§ **Required work**
Restate the data exactly as given and keep the pictures out.

§ **Given entries**

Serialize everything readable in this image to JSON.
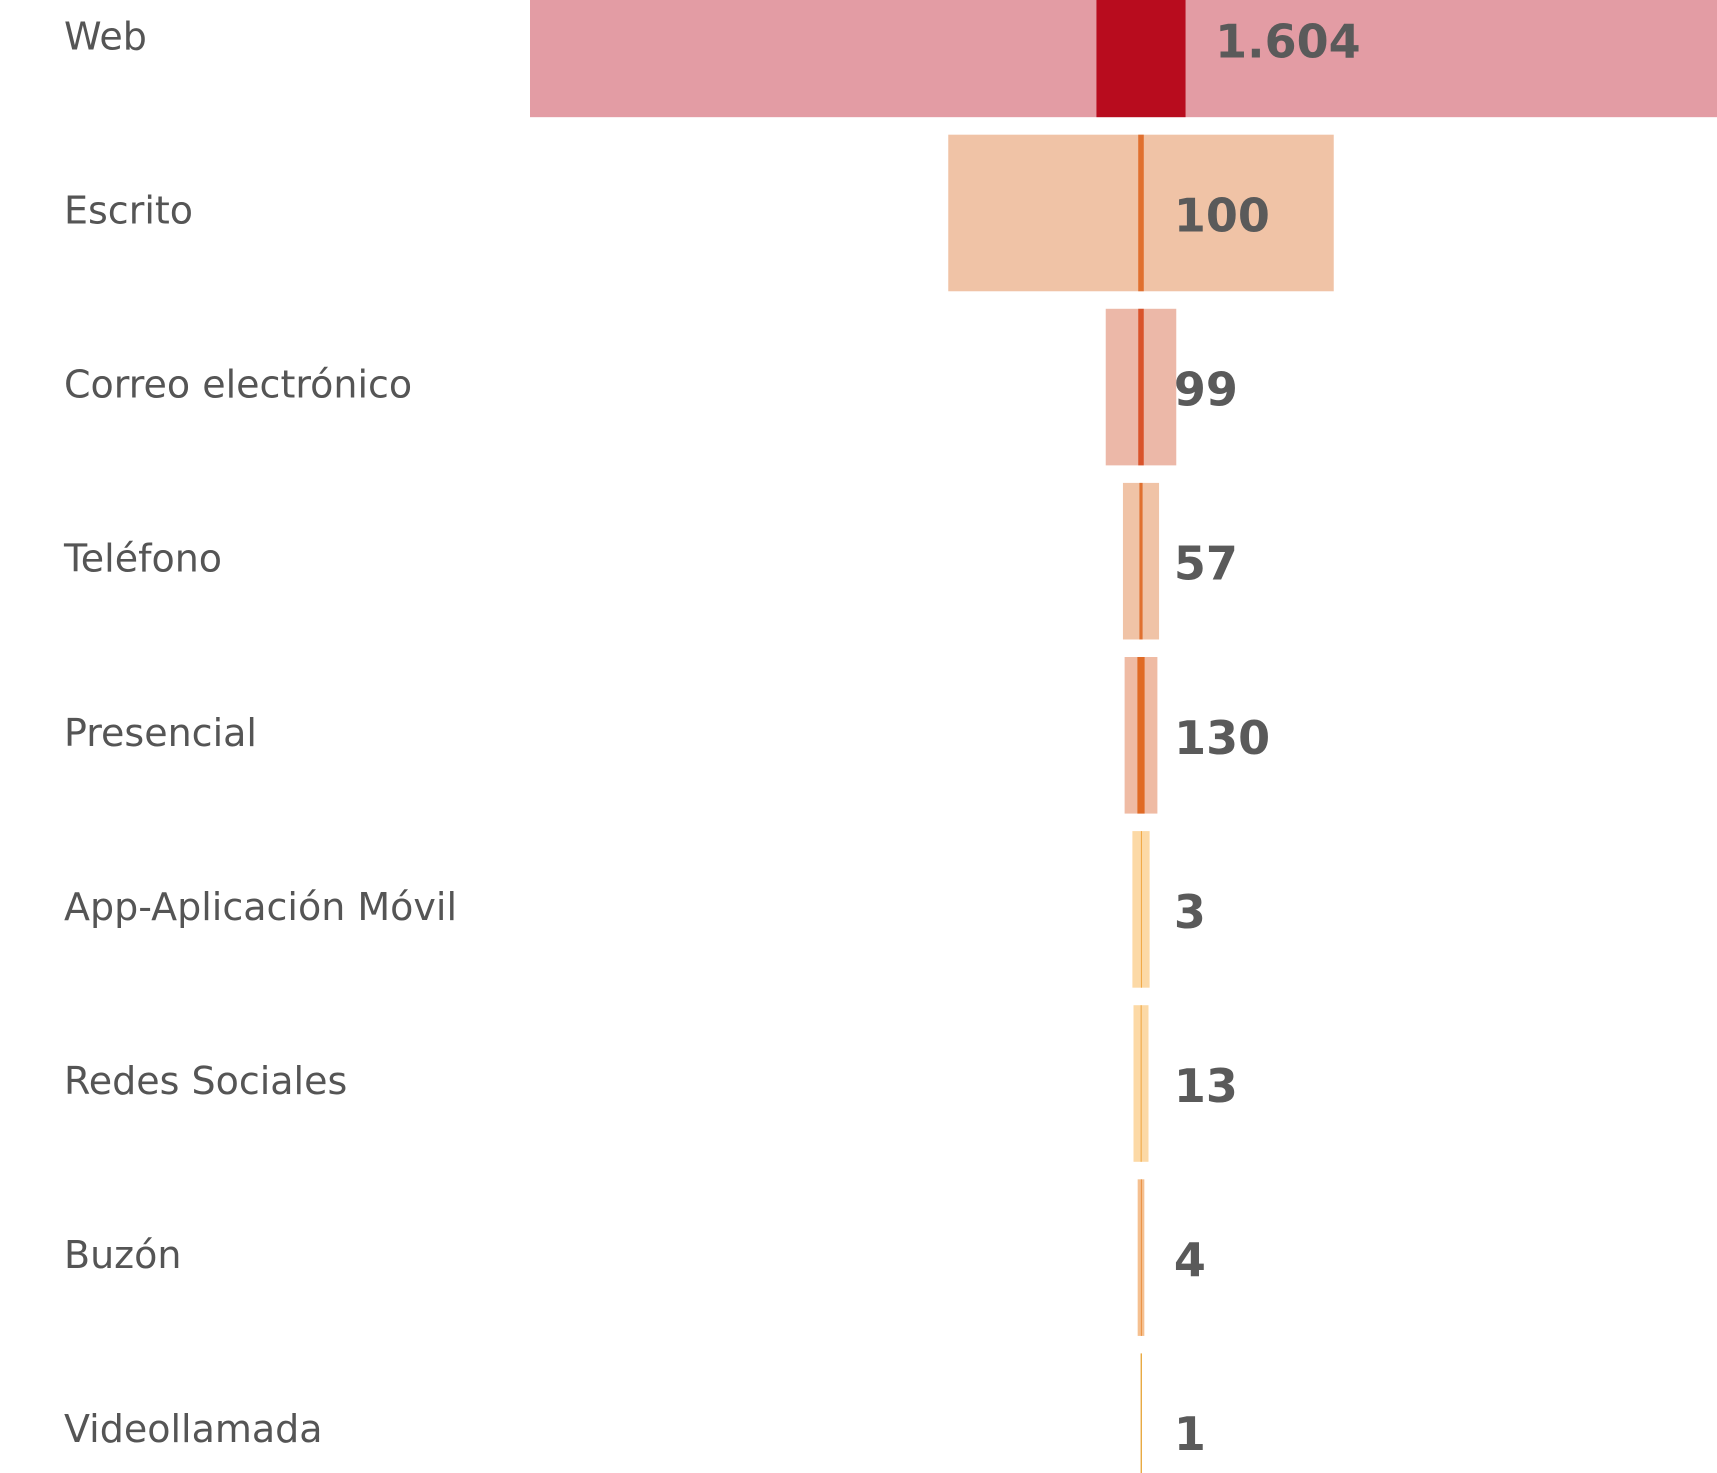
{
  "chart_data": {
    "type": "funnel",
    "categories": [
      "Web",
      "Escrito",
      "Correo electrónico",
      "Teléfono",
      "Presencial",
      "App-Aplicación Móvil",
      "Redes Sociales",
      "Buzón",
      "Videollamada"
    ],
    "xlim": [
      -11000,
      11000
    ],
    "series": [
      {
        "colors": [
          "#e39ca4",
          "#f0c3a6",
          "#ecb8a8",
          "#f0c3a6",
          "#efbba4",
          "#fcd9a6",
          "#fcd9a6",
          "#f5c090",
          "#f0c070"
        ],
        "values": [
          22000,
          6940,
          1270,
          650,
          590,
          310,
          270,
          120,
          20
        ]
      },
      {
        "colors": [
          "#b80c1e",
          "#e0702f",
          "#d9532b",
          "#e0702f",
          "#e06a25",
          "#f0a640",
          "#f0a640",
          "#e89040",
          "#e8a840"
        ],
        "values": [
          1604,
          100,
          99,
          57,
          130,
          3,
          13,
          4,
          1
        ],
        "value_labels": [
          "1.604",
          "100",
          "99",
          "57",
          "130",
          "3",
          "13",
          "4",
          "1"
        ]
      }
    ]
  }
}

§ **Exercise answer**
Serialize everything readable in this image to JSON.
{
  "chart_data": {
    "type": "funnel",
    "categories": [
      "Web",
      "Escrito",
      "Correo electrónico",
      "Teléfono",
      "Presencial",
      "App-Aplicación Móvil",
      "Redes Sociales",
      "Buzón",
      "Videollamada"
    ],
    "xlim": [
      -11000,
      11000
    ],
    "series": [
      {
        "colors": [
          "#e39ca4",
          "#f0c3a6",
          "#ecb8a8",
          "#f0c3a6",
          "#efbba4",
          "#fcd9a6",
          "#fcd9a6",
          "#f5c090",
          "#f0c070"
        ],
        "values": [
          22000,
          6940,
          1270,
          650,
          590,
          310,
          270,
          120,
          20
        ]
      },
      {
        "colors": [
          "#b80c1e",
          "#e0702f",
          "#d9532b",
          "#e0702f",
          "#e06a25",
          "#f0a640",
          "#f0a640",
          "#e89040",
          "#e8a840"
        ],
        "values": [
          1604,
          100,
          99,
          57,
          130,
          3,
          13,
          4,
          1
        ],
        "value_labels": [
          "1.604",
          "100",
          "99",
          "57",
          "130",
          "3",
          "13",
          "4",
          "1"
        ]
      }
    ]
  }
}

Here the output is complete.